**Request**
Convert the lines from the start of the records through the line that contains "CA, Carlisle bbox=[331, 310, 347, 315]" into a JSON list of strings, one per line, with blank lines dropped. Include only those lines.
__________________________________________________
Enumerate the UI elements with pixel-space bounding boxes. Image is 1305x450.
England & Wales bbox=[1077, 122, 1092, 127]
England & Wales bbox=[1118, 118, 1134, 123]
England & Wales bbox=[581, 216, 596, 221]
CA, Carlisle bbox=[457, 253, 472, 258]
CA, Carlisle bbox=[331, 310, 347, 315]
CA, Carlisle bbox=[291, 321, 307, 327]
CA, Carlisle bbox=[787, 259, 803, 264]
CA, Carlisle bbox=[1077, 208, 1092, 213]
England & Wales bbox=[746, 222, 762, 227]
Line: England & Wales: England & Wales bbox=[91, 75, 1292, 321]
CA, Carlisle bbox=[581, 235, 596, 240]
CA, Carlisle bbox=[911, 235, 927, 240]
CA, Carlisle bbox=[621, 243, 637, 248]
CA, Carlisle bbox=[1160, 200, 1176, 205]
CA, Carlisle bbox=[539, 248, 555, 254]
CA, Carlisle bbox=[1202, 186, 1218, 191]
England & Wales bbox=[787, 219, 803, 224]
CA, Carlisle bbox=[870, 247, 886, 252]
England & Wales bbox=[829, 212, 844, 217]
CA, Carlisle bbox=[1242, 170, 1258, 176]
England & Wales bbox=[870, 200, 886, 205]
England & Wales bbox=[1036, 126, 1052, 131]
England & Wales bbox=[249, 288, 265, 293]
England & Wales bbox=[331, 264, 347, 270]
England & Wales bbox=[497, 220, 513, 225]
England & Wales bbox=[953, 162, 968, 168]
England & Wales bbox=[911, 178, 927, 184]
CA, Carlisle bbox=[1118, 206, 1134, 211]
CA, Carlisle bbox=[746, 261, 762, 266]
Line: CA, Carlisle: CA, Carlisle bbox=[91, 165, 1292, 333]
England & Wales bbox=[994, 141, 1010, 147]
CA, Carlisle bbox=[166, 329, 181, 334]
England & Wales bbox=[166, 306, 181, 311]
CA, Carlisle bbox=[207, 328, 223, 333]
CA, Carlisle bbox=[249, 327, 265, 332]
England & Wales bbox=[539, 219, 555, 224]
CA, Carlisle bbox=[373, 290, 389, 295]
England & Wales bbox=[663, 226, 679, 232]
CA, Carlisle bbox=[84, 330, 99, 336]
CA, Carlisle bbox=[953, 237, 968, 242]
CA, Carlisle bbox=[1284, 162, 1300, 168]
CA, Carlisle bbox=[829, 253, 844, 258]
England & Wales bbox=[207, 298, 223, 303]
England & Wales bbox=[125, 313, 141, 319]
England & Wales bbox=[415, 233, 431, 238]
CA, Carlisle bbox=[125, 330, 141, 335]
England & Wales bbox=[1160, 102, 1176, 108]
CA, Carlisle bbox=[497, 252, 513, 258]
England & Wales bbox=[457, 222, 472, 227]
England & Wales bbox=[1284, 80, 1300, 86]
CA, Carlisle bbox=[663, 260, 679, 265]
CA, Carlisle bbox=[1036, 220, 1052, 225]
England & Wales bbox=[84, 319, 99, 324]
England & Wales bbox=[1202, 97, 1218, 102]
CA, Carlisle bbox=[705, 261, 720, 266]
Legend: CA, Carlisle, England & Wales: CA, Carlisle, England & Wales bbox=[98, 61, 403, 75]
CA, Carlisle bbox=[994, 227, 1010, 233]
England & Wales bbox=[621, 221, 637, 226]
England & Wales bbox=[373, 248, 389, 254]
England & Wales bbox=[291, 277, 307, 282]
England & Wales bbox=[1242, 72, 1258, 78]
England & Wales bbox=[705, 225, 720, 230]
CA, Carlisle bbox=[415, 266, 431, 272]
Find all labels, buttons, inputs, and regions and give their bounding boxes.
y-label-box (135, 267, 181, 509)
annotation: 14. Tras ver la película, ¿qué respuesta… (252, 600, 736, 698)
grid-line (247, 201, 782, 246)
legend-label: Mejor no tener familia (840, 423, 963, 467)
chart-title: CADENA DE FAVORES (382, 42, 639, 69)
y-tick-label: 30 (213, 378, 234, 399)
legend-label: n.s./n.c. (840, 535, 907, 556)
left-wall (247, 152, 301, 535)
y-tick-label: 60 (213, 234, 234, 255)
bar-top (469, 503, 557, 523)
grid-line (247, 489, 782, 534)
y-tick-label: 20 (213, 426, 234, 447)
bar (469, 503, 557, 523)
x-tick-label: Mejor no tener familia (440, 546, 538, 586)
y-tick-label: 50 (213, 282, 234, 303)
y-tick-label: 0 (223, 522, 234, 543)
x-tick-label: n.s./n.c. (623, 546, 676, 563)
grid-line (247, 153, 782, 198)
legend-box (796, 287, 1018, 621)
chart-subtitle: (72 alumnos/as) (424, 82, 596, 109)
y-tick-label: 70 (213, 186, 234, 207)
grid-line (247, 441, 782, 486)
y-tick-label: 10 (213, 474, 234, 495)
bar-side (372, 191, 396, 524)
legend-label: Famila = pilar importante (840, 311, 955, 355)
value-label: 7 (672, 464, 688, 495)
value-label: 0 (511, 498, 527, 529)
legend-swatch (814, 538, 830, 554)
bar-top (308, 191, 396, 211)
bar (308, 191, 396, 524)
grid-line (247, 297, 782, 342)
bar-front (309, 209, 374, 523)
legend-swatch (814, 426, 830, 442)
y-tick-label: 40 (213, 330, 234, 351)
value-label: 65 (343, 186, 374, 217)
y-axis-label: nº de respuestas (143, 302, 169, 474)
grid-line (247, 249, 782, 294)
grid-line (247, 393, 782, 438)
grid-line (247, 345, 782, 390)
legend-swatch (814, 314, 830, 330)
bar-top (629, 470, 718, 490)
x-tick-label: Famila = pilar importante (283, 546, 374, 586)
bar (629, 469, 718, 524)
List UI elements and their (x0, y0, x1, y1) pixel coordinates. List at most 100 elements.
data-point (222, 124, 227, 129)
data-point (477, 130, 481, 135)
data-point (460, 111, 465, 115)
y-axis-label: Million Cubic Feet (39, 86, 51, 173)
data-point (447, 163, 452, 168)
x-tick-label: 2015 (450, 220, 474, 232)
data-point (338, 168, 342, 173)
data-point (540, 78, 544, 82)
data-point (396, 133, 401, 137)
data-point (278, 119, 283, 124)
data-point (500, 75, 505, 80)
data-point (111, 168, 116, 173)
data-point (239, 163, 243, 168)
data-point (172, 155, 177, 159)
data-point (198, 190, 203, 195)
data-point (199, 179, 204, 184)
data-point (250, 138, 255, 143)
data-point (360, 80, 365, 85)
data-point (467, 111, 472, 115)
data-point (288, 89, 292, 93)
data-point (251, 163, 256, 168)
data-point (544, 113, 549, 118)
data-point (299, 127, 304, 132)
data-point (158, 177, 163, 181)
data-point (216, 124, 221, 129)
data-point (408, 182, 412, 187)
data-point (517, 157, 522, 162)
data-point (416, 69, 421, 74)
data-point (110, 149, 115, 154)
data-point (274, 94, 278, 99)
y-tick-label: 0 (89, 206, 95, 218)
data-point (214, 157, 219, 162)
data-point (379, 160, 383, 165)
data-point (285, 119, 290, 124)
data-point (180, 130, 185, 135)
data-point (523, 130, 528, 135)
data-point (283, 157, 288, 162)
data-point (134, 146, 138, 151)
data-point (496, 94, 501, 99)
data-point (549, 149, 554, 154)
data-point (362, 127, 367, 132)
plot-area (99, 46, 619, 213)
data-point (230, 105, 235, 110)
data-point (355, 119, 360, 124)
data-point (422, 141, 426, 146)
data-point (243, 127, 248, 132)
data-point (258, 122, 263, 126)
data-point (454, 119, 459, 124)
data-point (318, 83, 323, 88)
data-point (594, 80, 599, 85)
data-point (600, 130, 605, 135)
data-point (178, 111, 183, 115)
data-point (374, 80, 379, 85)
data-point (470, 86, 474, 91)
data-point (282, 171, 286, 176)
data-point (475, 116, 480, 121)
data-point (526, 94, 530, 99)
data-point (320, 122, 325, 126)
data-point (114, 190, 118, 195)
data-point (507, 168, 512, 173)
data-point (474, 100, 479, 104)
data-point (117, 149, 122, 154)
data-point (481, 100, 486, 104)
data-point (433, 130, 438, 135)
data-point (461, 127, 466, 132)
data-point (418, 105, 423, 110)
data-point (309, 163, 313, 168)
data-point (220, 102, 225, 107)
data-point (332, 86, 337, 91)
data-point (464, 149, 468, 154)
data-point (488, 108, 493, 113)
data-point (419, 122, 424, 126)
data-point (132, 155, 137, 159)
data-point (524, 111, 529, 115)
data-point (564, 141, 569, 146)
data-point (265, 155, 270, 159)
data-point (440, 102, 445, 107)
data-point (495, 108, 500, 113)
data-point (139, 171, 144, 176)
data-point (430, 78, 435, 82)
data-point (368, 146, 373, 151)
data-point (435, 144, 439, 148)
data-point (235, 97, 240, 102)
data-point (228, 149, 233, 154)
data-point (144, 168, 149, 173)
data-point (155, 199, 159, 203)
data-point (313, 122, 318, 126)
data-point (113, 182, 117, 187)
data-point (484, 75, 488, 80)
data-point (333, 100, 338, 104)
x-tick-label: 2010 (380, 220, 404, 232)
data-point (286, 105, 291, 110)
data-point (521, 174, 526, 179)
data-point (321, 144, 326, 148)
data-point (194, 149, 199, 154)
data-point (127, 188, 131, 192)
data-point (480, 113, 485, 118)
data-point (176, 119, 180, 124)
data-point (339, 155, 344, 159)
__________________________________________________
**Expected answer**
[
  "Enumerate the UI elements with pixel-space bounding boxes. Image is 1305x450.",
  "England & Wales bbox=[1077, 122, 1092, 127]",
  "England & Wales bbox=[1118, 118, 1134, 123]",
  "England & Wales bbox=[581, 216, 596, 221]",
  "CA, Carlisle bbox=[457, 253, 472, 258]",
  "CA, Carlisle bbox=[331, 310, 347, 315]"
]